_TEXTE EXTRAIT_.
╭──

France

Procès des viols de Mazan : « On vit dans une société qui banalise le viol », affirme Judith Godrèche

A l’occasion du 25 novembre et de la lutte contre les violences faites aux femmes, Judith Godrèche était à Lyon mardi soir pour présenter son court métrage Moi aussi, invitée par la métropole et l’association Femmes ici et ailleurs, à l’institut Lumière. En février dernier, lorsqu’elle a dénoncé les viols qu’elle a subis en portant plainte contre Benoît Jacquot, l’actrice et réalisatrice a reçu plus de 5.000 messages en quinze jours de personnes à qui il était arrivé la même chose. Devenue une icône dans ce combat, l’artiste a voulu « rendre hommage » à ces témoignages à travers ce film.

Depuis début septembre, Judith Godrèche rend régulièrement hommage à une autre femme dans ses posts Instagram ou dans ses discours : Gisèle Pelicot, droguée par son ex-mari et violée par plus de 80 hommes pendant une dizaine d’années à son domicile de Mazan.

╰──

_ENREGISTREMENTS FOURNIS_.
╭──

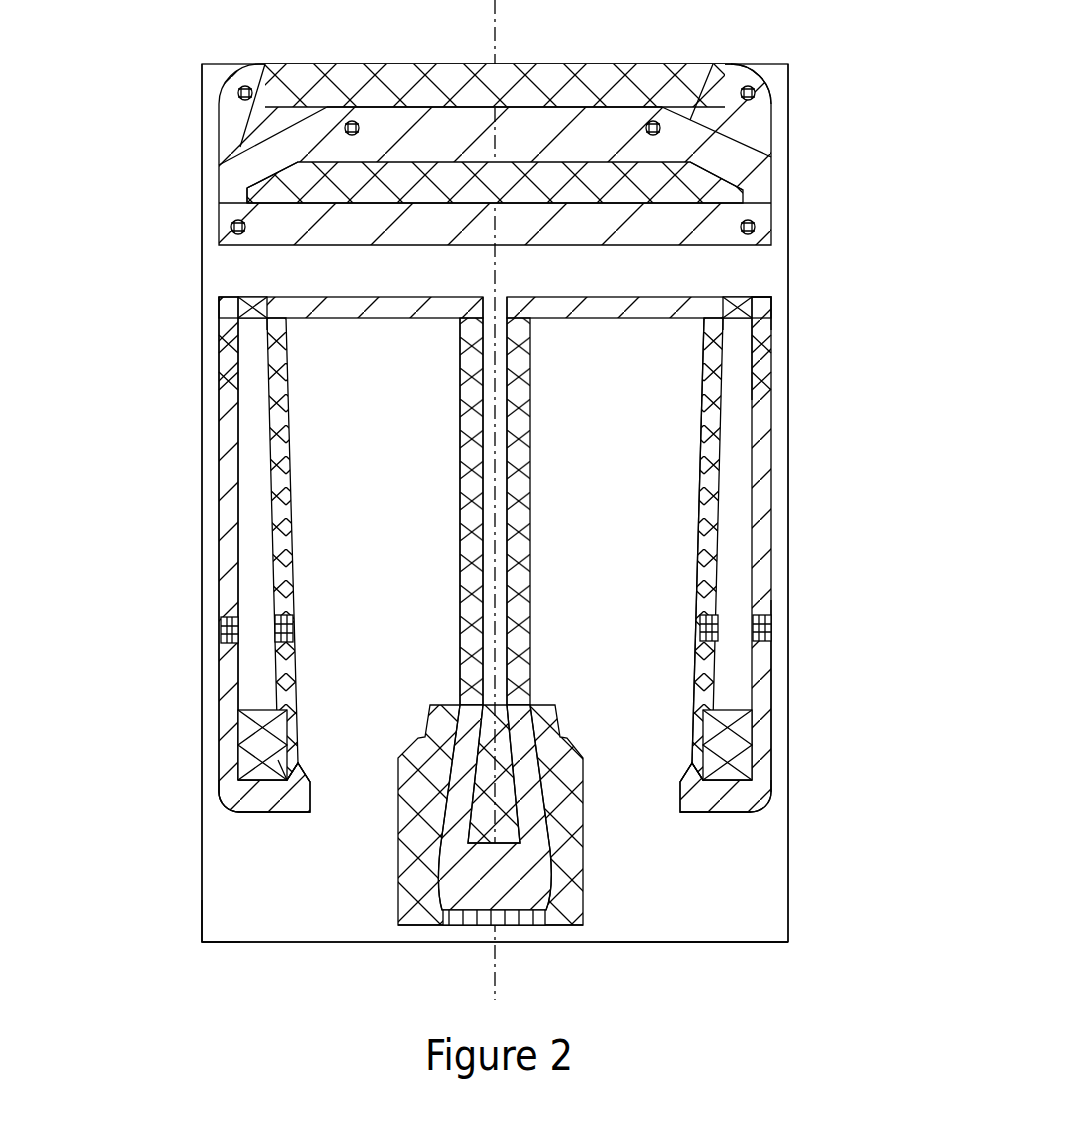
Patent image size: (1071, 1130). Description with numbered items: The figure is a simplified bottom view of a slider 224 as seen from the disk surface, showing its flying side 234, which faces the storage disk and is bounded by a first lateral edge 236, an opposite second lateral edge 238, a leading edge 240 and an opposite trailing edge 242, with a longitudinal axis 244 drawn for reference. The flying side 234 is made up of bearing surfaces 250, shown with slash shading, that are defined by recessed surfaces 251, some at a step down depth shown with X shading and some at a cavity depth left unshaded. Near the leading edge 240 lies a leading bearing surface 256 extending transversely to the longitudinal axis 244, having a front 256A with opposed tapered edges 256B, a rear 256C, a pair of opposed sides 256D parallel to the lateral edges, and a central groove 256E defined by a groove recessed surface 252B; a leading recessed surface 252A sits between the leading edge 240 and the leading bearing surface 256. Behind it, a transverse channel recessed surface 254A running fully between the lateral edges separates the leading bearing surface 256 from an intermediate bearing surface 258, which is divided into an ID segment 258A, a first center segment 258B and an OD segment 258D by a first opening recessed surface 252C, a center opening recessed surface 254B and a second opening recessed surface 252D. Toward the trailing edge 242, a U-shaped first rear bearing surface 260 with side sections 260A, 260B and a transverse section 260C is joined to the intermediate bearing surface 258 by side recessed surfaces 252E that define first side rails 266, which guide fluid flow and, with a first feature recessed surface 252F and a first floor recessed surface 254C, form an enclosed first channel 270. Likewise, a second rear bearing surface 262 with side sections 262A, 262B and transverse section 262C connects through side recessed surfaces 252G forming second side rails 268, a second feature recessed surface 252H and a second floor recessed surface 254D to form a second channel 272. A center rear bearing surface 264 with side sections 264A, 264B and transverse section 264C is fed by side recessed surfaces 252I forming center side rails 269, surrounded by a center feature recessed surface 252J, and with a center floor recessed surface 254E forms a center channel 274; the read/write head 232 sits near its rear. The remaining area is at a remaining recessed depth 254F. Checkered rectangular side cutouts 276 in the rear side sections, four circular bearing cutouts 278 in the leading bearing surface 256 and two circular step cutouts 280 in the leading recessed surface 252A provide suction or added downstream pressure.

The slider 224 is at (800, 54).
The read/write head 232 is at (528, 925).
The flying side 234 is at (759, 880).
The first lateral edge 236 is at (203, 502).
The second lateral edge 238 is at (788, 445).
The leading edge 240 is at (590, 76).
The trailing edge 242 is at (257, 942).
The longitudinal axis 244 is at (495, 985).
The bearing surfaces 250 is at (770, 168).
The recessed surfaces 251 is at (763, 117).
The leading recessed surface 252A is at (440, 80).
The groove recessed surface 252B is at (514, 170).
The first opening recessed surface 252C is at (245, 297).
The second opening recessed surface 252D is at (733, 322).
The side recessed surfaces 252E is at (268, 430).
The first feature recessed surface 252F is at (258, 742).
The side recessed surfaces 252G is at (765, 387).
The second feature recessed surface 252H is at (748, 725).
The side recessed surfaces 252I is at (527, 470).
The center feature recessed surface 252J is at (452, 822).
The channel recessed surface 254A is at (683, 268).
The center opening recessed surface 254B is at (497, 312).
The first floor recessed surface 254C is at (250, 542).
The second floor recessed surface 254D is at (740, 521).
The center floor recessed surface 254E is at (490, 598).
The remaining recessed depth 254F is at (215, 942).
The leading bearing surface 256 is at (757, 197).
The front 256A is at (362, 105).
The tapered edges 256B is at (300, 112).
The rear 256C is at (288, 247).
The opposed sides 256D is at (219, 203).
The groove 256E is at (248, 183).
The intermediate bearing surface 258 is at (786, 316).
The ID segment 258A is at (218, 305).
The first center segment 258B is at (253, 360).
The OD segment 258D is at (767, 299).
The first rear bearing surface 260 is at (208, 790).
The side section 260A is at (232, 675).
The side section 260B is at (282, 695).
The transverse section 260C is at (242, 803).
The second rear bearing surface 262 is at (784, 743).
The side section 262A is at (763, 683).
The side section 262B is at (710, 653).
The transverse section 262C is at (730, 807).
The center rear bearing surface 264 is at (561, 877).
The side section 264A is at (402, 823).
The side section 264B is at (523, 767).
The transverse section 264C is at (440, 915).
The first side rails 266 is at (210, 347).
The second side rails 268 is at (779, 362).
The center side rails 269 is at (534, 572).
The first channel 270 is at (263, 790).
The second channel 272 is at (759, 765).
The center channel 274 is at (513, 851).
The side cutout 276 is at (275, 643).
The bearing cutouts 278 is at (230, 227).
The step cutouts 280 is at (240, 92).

╰──

Recopiez mot pour mot le passage de l'article sur Judith Godrèche qui va de « Depuis début septembre, Judith » à « domicile de Mazan. ». Ces enregistrements ont une autre source que l'article.

_CORRIGÉ_.
Depuis début septembre, Judith Godrèche rend régulièrement hommage à une autre femme dans ses posts Instagram ou dans ses discours : Gisèle Pelicot, droguée par son ex-mari et violée par plus de 80 hommes pendant une dizaine d’années à son domicile de Mazan.